Trucks and tractors were parked at intervals along highways around a number of major cities. Taxi drivers tied up the streets of the capital Asunción and the eastern city of Ciudad del Este with go-slow protests..

With a population of 6 million Paraguay has over 1 million unemployed or underemployed. This figure has continued to rise as the shockwaves from the economic crisis in neighboring Brazil and Argentina have hit the country. Peasants, who account for more than a third of the workforce and whose labor produces 95 percent of Paraguay’s exports, have been mobilizing in these protests to demand land. The depression has driven a growing number of peasants off the land.

As the fight by workers and farmers intensifies, the government is stepping up its assault on the rights of working people. On September 19 Juan Arrom, leader of the Free Homeland Movement (Movimiento Patria Libre--MPL) was jailed on frame-up charges in connection with the alleged kidnapping of María Edith Debernardi, a member of a prominent bourgeois family.

Initially, Arrom was kidnapped and tortured by the police. Following demonstrations and a national campaign he was released on parole, but government prosecutors have continued to try to build a frame-up case against him.

The MPL and other political organizations in Paraguay have issued a joint statement demanding Arrom’s release. "We oppose the political persecution of MPL leaders who were kidnapped and tortured last January by the government under the pretext of going after ‘subversive and terrorist’ actions by left and popular organizations and seeking to tie them to an alleged kidnapping and extortion case," the organizations said in the statement. They accused the government of practicing "state terrorism" in its continuing persecution of MPL leaders.

The statement was also signed by the April 19 Indigenous Movement, Revolutionary Socialist Nucleus, Paraguayan Communist Party, Workers Party, and Paraguayan Socialist Party.

:::

## Tasks to carry out
1) In the passage on protests in Paraguay, what share of the country's exports does the peasants' labor produce?
2) Render this sentence from the passage on protests in Paraguay into Spanish: "The depression has driven a growing number of peasants off the land."

## Supplied information
:::

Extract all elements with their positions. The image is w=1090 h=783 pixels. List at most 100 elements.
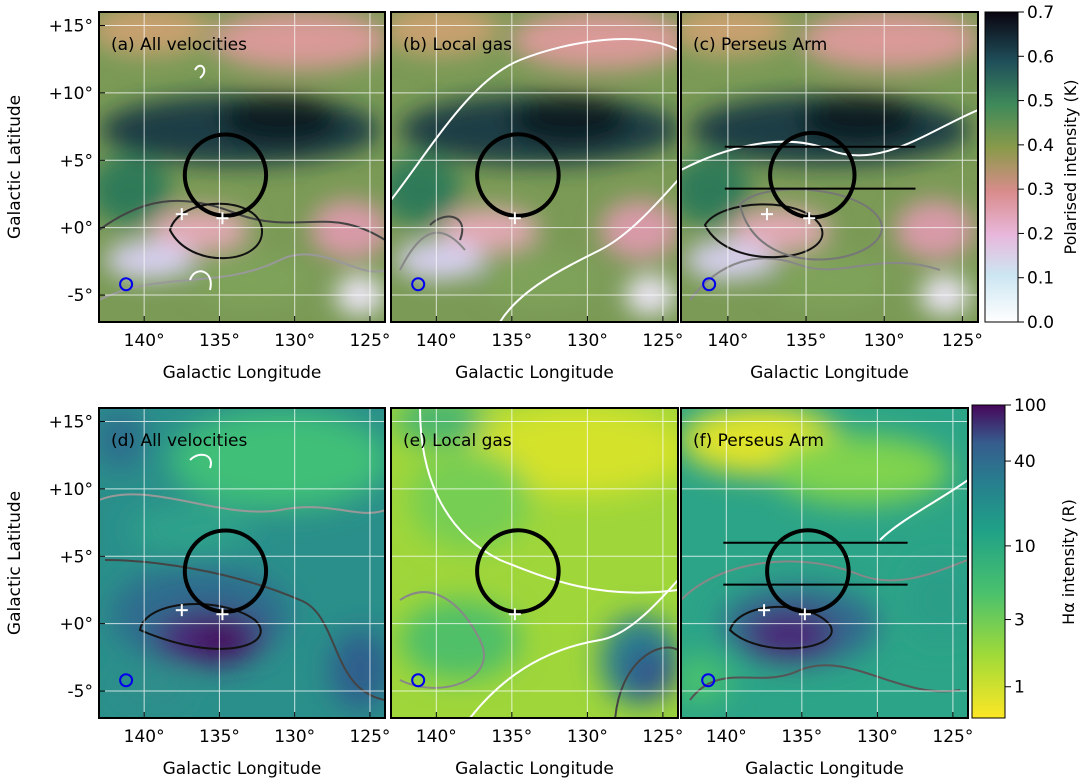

:::

## Solutions
1) 95 percent

2) La depresión ha expulsado de la tierra a un número creciente de campesinos.